Text shown:
—————
Brompton's northern neighbours were the hamlets of Kensington Gore, dated but not dead in use, and Knight's bridge, a crossing over the culverted river Westbourne. As to its old eastern half its administration remains in the City of Westminster, again due to the tube network it is commonly marked on maps as part of "Knightsbridge" district.
Brompton (or very rarely New Brompton) had a jagged north-eastern limit owing to the medieval permanent assignation of Kensington Gore to Westminster. According to the Church of England this has been simplified so that a three-church parish Holy Trinity Brompton – St Paul's, Onslow Square and St Augustine's, Queen's Gate takes up a 1/8 SW to WSW radial sector focused on what was for many centuries a geographical point, a bridge, "Knights Bridge (Knightsbridge)", from which Brompton was always narrowly omitted. That point later became a Crossroads for arterial roads, known as "Scotch Corner".
—————
Exercise data:
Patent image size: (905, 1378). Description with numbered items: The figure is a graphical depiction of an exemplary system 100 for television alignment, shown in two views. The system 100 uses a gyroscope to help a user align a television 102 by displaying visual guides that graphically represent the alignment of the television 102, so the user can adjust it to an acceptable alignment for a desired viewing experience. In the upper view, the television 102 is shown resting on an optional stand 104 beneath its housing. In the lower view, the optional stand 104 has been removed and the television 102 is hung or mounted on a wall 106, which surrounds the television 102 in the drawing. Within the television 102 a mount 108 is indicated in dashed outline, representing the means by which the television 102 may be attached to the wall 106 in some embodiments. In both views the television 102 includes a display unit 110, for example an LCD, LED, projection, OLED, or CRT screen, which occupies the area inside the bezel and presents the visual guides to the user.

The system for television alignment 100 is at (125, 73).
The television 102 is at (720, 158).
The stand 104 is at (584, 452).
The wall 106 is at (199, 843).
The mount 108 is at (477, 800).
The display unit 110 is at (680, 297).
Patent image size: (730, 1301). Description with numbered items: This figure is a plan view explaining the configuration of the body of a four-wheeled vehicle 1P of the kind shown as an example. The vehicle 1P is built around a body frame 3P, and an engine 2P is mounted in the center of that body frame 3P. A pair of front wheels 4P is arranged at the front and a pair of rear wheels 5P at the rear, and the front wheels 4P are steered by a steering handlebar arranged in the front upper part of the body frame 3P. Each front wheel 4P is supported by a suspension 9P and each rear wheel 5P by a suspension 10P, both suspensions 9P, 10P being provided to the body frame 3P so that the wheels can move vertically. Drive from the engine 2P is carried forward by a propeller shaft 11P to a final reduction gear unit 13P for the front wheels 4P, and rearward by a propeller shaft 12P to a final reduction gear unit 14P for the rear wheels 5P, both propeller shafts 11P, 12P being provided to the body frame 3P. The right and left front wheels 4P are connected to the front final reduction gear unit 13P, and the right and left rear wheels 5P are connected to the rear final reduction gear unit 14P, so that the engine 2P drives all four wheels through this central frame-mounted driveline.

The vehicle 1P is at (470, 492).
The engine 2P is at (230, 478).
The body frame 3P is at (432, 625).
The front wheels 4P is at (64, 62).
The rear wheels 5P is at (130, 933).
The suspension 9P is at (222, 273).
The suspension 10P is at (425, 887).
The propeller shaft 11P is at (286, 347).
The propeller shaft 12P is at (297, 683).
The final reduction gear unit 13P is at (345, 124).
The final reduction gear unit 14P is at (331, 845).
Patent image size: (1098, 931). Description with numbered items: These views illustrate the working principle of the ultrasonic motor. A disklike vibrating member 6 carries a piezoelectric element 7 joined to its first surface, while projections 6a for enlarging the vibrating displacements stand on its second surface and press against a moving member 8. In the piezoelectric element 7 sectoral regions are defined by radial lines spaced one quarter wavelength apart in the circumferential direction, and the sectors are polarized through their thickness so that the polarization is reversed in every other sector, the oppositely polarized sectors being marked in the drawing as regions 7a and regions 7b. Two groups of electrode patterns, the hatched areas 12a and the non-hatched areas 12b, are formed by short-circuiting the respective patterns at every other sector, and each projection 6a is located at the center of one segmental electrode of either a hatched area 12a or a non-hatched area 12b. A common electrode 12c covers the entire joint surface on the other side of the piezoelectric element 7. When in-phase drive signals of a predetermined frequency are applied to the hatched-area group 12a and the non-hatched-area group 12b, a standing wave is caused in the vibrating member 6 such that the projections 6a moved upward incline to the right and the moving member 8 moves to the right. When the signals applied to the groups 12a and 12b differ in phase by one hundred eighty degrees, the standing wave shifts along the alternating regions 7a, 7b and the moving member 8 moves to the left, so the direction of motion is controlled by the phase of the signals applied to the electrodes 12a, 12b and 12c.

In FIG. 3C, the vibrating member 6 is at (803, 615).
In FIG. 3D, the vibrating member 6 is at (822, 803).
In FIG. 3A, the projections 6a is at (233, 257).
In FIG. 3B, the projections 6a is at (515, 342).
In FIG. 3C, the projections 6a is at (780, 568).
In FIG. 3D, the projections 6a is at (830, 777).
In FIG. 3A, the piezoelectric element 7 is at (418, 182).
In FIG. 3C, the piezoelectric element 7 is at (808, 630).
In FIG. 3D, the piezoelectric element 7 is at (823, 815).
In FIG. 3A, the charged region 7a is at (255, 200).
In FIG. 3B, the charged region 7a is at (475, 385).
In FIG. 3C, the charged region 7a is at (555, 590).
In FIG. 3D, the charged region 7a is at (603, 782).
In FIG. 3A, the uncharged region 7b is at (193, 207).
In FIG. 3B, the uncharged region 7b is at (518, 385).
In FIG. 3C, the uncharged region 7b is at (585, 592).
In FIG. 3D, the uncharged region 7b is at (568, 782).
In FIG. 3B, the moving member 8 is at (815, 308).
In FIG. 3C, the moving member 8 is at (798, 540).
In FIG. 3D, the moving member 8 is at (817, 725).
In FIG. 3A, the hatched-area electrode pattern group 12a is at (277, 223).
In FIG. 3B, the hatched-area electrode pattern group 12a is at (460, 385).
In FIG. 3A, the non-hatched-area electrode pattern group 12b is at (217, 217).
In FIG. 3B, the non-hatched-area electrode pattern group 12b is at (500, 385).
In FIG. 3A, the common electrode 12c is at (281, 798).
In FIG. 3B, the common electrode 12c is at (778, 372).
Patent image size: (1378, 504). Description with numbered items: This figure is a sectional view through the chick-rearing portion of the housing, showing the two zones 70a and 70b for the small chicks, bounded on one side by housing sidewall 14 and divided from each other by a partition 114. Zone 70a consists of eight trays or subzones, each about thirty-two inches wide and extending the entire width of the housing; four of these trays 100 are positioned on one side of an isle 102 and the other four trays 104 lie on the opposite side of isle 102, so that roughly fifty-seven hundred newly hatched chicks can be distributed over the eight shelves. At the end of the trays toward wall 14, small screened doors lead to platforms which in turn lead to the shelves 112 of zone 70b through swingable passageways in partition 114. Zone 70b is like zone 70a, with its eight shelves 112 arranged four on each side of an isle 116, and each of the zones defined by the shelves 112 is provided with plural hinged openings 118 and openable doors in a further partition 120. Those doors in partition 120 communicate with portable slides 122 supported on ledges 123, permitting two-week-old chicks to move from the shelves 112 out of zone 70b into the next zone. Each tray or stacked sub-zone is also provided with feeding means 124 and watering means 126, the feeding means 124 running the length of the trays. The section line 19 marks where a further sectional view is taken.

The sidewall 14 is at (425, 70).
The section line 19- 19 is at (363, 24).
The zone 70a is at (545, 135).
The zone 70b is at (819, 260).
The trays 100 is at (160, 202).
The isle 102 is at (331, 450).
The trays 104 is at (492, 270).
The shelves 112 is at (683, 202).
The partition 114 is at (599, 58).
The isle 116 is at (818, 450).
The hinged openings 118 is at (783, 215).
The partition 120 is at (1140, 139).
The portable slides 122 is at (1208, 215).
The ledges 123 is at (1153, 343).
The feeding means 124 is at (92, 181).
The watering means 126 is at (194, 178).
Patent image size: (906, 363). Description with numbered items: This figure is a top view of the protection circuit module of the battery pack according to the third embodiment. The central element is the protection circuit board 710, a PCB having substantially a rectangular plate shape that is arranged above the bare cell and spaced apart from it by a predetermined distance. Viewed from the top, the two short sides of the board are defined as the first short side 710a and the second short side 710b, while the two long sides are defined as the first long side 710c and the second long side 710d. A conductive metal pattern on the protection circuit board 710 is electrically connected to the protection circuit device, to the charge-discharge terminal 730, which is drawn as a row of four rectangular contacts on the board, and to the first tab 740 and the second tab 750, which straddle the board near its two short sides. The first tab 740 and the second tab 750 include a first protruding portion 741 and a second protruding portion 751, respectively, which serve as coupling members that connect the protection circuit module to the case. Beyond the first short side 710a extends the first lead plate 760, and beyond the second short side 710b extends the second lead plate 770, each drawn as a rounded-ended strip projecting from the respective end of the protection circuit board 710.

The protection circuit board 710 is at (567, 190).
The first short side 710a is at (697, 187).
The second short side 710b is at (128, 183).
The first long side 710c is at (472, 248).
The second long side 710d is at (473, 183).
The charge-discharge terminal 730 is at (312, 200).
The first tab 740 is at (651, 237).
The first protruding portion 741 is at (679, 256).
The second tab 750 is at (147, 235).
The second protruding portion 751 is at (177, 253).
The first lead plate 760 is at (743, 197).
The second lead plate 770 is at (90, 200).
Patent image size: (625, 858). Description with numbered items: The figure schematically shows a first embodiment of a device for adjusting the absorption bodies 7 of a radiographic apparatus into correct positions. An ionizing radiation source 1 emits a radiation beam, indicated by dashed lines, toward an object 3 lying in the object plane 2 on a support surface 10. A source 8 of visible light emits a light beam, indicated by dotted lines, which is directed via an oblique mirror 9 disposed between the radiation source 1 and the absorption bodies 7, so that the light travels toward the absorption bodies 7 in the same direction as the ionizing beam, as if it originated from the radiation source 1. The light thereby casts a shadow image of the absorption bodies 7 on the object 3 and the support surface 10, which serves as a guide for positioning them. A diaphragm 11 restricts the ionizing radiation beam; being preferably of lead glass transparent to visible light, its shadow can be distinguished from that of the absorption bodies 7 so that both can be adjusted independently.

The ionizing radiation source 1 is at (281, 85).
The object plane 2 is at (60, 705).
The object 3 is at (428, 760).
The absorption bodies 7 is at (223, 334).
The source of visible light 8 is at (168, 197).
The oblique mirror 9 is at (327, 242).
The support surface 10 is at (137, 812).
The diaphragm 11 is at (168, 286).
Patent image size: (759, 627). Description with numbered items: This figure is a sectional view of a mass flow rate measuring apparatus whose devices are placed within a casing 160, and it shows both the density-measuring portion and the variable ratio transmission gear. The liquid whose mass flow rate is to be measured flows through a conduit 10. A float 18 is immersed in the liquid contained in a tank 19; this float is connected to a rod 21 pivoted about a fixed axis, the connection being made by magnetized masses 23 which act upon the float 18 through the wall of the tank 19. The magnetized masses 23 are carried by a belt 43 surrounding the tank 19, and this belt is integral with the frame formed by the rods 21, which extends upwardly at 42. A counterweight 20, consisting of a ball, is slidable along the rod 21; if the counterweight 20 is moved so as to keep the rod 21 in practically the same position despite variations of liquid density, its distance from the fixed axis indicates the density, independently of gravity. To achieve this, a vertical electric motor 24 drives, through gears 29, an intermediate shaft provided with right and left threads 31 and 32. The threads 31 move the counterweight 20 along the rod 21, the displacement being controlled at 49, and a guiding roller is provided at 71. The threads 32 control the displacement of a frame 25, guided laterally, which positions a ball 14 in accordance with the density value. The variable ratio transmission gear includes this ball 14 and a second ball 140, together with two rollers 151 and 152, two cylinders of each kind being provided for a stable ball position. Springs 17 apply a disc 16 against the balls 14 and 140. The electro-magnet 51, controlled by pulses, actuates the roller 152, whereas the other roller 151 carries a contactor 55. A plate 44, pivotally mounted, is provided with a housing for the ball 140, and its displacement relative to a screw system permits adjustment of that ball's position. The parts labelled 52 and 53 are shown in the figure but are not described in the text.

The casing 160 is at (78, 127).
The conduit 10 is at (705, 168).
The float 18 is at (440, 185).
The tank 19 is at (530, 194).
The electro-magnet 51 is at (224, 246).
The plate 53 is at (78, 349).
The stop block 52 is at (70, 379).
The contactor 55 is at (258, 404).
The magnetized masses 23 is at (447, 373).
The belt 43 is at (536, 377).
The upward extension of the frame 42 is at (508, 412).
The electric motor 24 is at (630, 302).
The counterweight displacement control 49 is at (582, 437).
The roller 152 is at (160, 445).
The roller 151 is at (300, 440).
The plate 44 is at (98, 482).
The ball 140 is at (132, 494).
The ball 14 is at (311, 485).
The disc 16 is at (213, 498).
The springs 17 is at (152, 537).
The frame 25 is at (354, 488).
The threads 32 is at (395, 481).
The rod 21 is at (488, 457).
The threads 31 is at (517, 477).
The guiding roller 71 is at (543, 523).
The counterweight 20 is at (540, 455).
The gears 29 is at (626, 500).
—————
Aim of the task: According to the text about Brompton, what name was given to the crossroads for arterial roads that the Knights Bridge point later became? The lines come from a different source than the text about Brompton.

Solution to this task: It was known as "Scotch Corner".